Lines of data
┏━━

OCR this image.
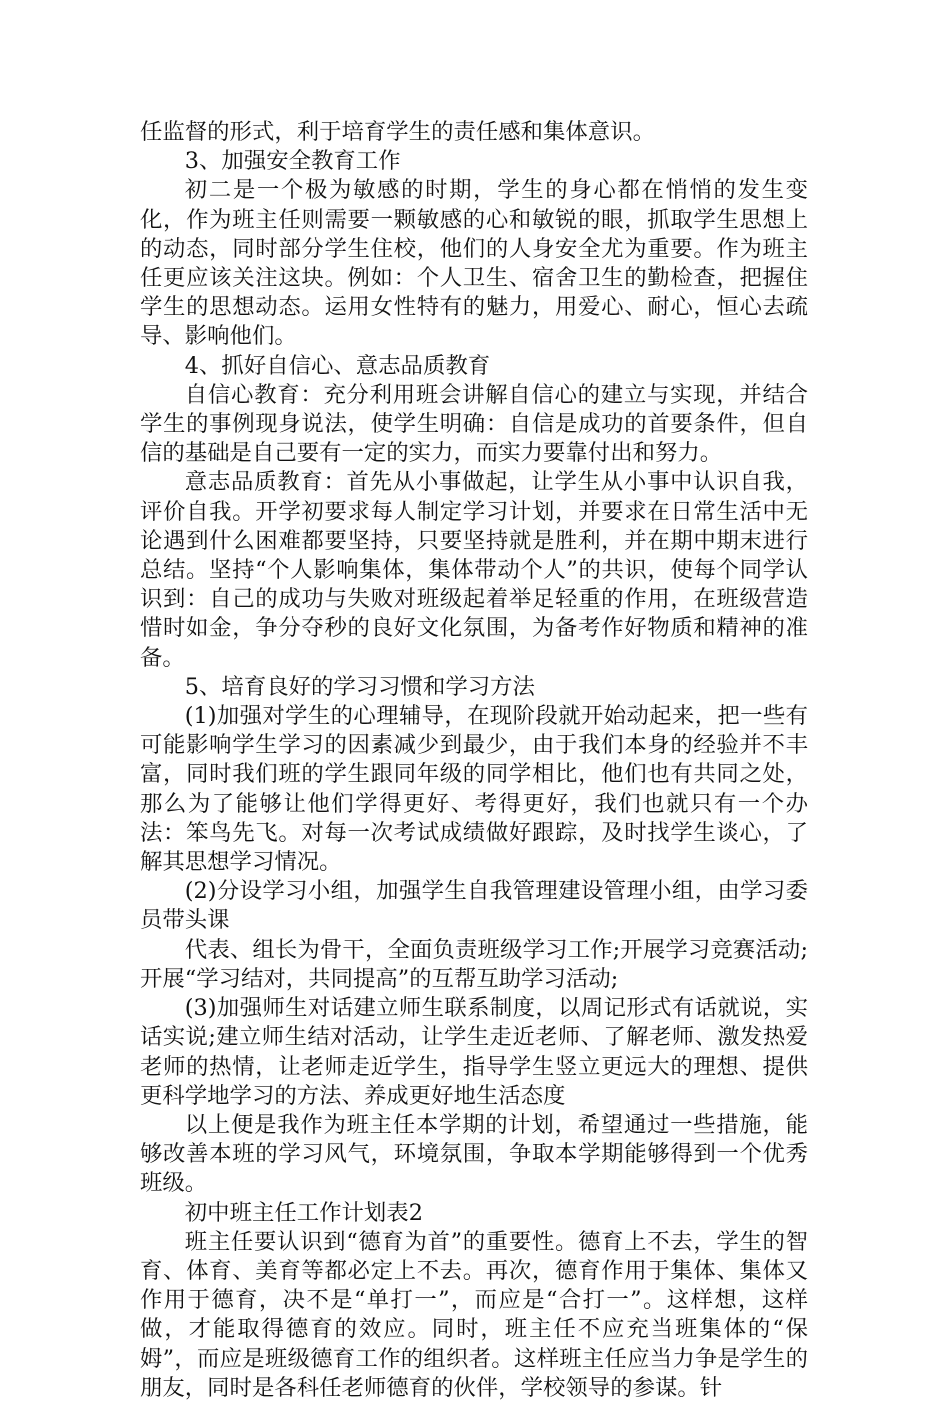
任监督的形式，利于培育学生的责任感和集体意识。

3、加强安全教育工作

初二是一个极为敏感的时期，学生的身心都在悄悄的发生变化，作为班主任则需要一颗敏感的心和敏锐的眼，抓取学生思想上的动态，同时部分学生住校，他们的人身安全尤为重要。作为班主任更应该关注这块。例如：个人卫生、宿舍卫生的勤检查，把握住学生的思想动态。运用女性特有的魅力，用爱心、耐心，恒心去疏导、影响他们。

4、抓好自信心、意志品质教育

自信心教育：充分利用班会讲解自信心的建立与实现，并结合学生的事例现身说法，使学生明确：自信是成功的首要条件，但自信的基础是自己要有一定的实力，而实力要靠付出和努力。

意志品质教育：首先从小事做起，让学生从小事中认识自我，评价自我。开学初要求每人制定学习计划，并要求在日常生活中无论遇到什么困难都要坚持，只要坚持就是胜利，并在期中期末进行总结。坚持“个人影响集体，集体带动个人”的共识，使每个同学认识到：自己的成功与失败对班级起着举足轻重的作用，在班级营造惜时如金，争分夺秒的良好文化氛围，为备考作好物质和精神的准备。

5、培育良好的学习习惯和学习方法

(1)加强对学生的心理辅导，在现阶段就开始动起来，把一些有可能影响学生学习的因素减少到最少，由于我们本身的经验并不丰富，同时我们班的学生跟同年级的同学相比，他们也有共同之处，那么为了能够让他们学得更好、考得更好，我们也就只有一个办法：笨鸟先飞。对每一次考试成绩做好跟踪，及时找学生谈心，了解其思想学习情况。

(2)分设学习小组，加强学生自我管理建设管理小组，由学习委员带头课

代表、组长为骨干，全面负责班级学习工作;开展学习竞赛活动;开展“学习结对，共同提高”的互帮互助学习活动;

(3)加强师生对话建立师生联系制度，以周记形式有话就说，实话实说;建立师生结对活动，让学生走近老师、了解老师、激发热爱老师的热情，让老师走近学生，指导学生竖立更远大的理想、提供更科学地学习的方法、养成更好地生活态度

以上便是我作为班主任本学期的计划，希望通过一些措施，能够改善本班的学习风气，环境氛围，争取本学期能够得到一个优秀班级。

初中班主任工作计划表2

班主任要认识到“德育为首”的重要性。德育上不去，学生的智育、体育、美育等都必定上不去。再次，德育作用于集体、集体又作用于德育，决不是“单打一”，而应是“合打一”。这样想，这样做，才能取得德育的效应。同时，班主任不应充当班集体的“保姆”，而应是班级德育工作的组织者。这样班主任应当力争是学生的朋友，同时是各科任老师德育的伙伴，学校领导的参谋。针
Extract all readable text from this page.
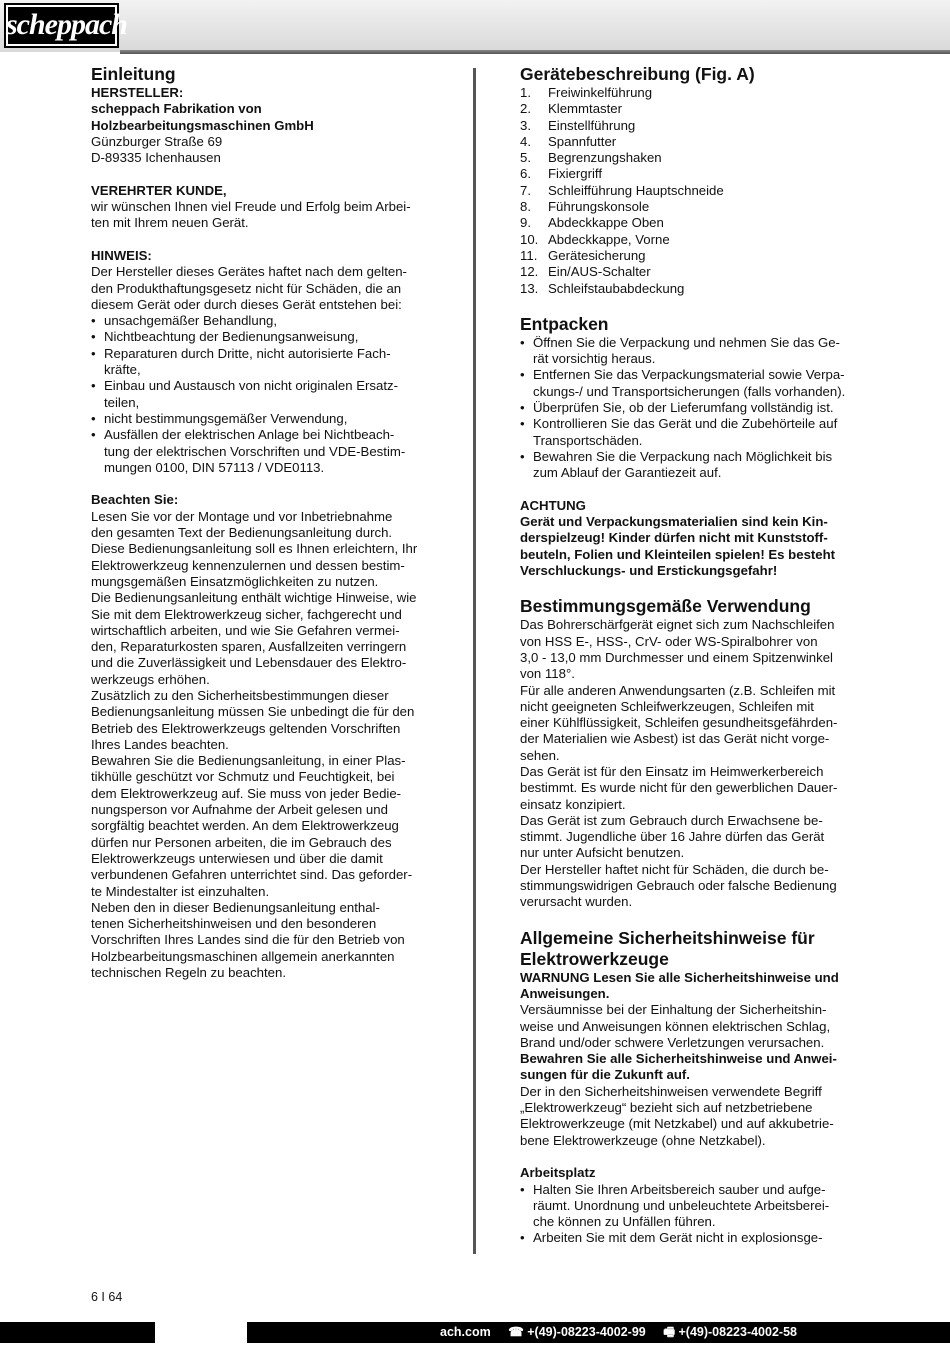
scheppach
Einleitung
HERSTELLER:
scheppach Fabrikation von
Holzbearbeitungsmaschinen GmbH
Günzburger Straße 69
D-89335 Ichenhausen
VEREHRTER KUNDE,
wir wünschen Ihnen viel Freude und Erfolg beim Arbei-
ten mit Ihrem neuen Gerät.
HINWEIS:
Der Hersteller dieses Gerätes haftet nach dem gelten-
den Produkthaftungsgesetz nicht für Schäden, die an
diesem Gerät oder durch dieses Gerät entstehen bei:
• unsachgemäßer Behandlung,
• Nichtbeachtung der Bedienungsanweisung,
• Reparaturen durch Dritte, nicht autorisierte Fach-
kräfte,
• Einbau und Austausch von nicht originalen Ersatz-
teilen,
• nicht bestimmungsgemäßer Verwendung,
• Ausfällen der elektrischen Anlage bei Nichtbeach-
tung der elektrischen Vorschriften und VDE-Bestim-
mungen 0100, DIN 57113 / VDE0113.
Beachten Sie:
Lesen Sie vor der Montage und vor Inbetriebnahme
den gesamten Text der Bedienungsanleitung durch.
Diese Bedienungsanleitung soll es Ihnen erleichtern, Ihr
Elektrowerkzeug kennenzulernen und dessen bestim-
mungsgemäßen Einsatzmöglichkeiten zu nutzen.
Die Bedienungsanleitung enthält wichtige Hinweise, wie
Sie mit dem Elektrowerkzeug sicher, fachgerecht und
wirtschaftlich arbeiten, und wie Sie Gefahren vermei-
den, Reparaturkosten sparen, Ausfallzeiten verringern
und die Zuverlässigkeit und Lebensdauer des Elektro-
werkzeugs erhöhen.
Zusätzlich zu den Sicherheitsbestimmungen dieser
Bedienungsanleitung müssen Sie unbedingt die für den
Betrieb des Elektrowerkzeugs geltenden Vorschriften
Ihres Landes beachten.
Bewahren Sie die Bedienungsanleitung, in einer Plas-
tikhülle geschützt vor Schmutz und Feuchtigkeit, bei
dem Elektrowerkzeug auf. Sie muss von jeder Bedie-
nungsperson vor Aufnahme der Arbeit gelesen und
sorgfältig beachtet werden. An dem Elektrowerkzeug
dürfen nur Personen arbeiten, die im Gebrauch des
Elektrowerkzeugs unterwiesen und über die damit
verbundenen Gefahren unterrichtet sind. Das geforder-
te Mindestalter ist einzuhalten.
Neben den in dieser Bedienungsanleitung enthal-
tenen Sicherheitshinweisen und den besonderen
Vorschriften Ihres Landes sind die für den Betrieb von
Holzbearbeitungsmaschinen allgemein anerkannten
technischen Regeln zu beachten.
Gerätebeschreibung (Fig. A)
1. Freiwinkelführung
2. Klemmtaster
3. Einstellführung
4. Spannfutter
5. Begrenzungshaken
6. Fixiergriff
7. Schleifführung Hauptschneide
8. Führungskonsole
9. Abdeckkappe Oben
10. Abdeckkappe, Vorne
11. Gerätesicherung
12. Ein/AUS-Schalter
13. Schleifstaubabdeckung
Entpacken
• Öffnen Sie die Verpackung und nehmen Sie das Ge-
rät vorsichtig heraus.
• Entfernen Sie das Verpackungsmaterial sowie Verpa-
ckungs-/ und Transportsicherungen (falls vorhanden).
• Überprüfen Sie, ob der Lieferumfang vollständig ist.
• Kontrollieren Sie das Gerät und die Zubehörteile auf
Transportschäden.
• Bewahren Sie die Verpackung nach Möglichkeit bis
zum Ablauf der Garantiezeit auf.
ACHTUNG
Gerät und Verpackungsmaterialien sind kein Kin-
derspielzeug! Kinder dürfen nicht mit Kunststoff-
beuteln, Folien und Kleinteilen spielen! Es besteht
Verschluckungs- und Erstickungsgefahr!
Bestimmungsgemäße Verwendung
Das Bohrerschärfgerät eignet sich zum Nachschleifen
von HSS E-, HSS-, CrV- oder WS-Spiralbohrer von
3,0 - 13,0 mm Durchmesser und einem Spitzenwinkel
von 118°.
Für alle anderen Anwendungsarten (z.B. Schleifen mit
nicht geeigneten Schleifwerkzeugen, Schleifen mit
einer Kühlflüssigkeit, Schleifen gesundheitsgefährden-
der Materialien wie Asbest) ist das Gerät nicht vorge-
sehen.
Das Gerät ist für den Einsatz im Heimwerkerbereich
bestimmt. Es wurde nicht für den gewerblichen Dauer-
einsatz konzipiert.
Das Gerät ist zum Gebrauch durch Erwachsene be-
stimmt. Jugendliche über 16 Jahre dürfen das Gerät
nur unter Aufsicht benutzen.
Der Hersteller haftet nicht für Schäden, die durch be-
stimmungswidrigen Gebrauch oder falsche Bedienung
verursacht wurden.
Allgemeine Sicherheitshinweise für
Elektrowerkzeuge
WARNUNG Lesen Sie alle Sicherheitshinweise und
Anweisungen.
Versäumnisse bei der Einhaltung der Sicherheitshin-
weise und Anweisungen können elektrischen Schlag,
Brand und/oder schwere Verletzungen verursachen.
Bewahren Sie alle Sicherheitshinweise und Anwei-
sungen für die Zukunft auf.
Der in den Sicherheitshinweisen verwendete Begriff
„Elektrowerkzeug“ bezieht sich auf netzbetriebene
Elektrowerkzeuge (mit Netzkabel) und auf akkubetrie-
bene Elektrowerkzeuge (ohne Netzkabel).
Arbeitsplatz
• Halten Sie Ihren Arbeitsbereich sauber und aufge-
räumt. Unordnung und unbeleuchtete Arbeitsberei-
che können zu Unfällen führen.
• Arbeiten Sie mit dem Gerät nicht in explosionsge-
6 I 64
ach.com ☎ +(49)-08223-4002-99 🖷 +(49)-08223-4002-58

┗━━

PROBLEM DETAILS =>
Check each line above for "Netzkabel" and return the ones that have it.

RESULT =>
Elektrowerkzeuge (mit Netzkabel) und auf akkubetrie-
bene Elektrowerkzeuge (ohne Netzkabel).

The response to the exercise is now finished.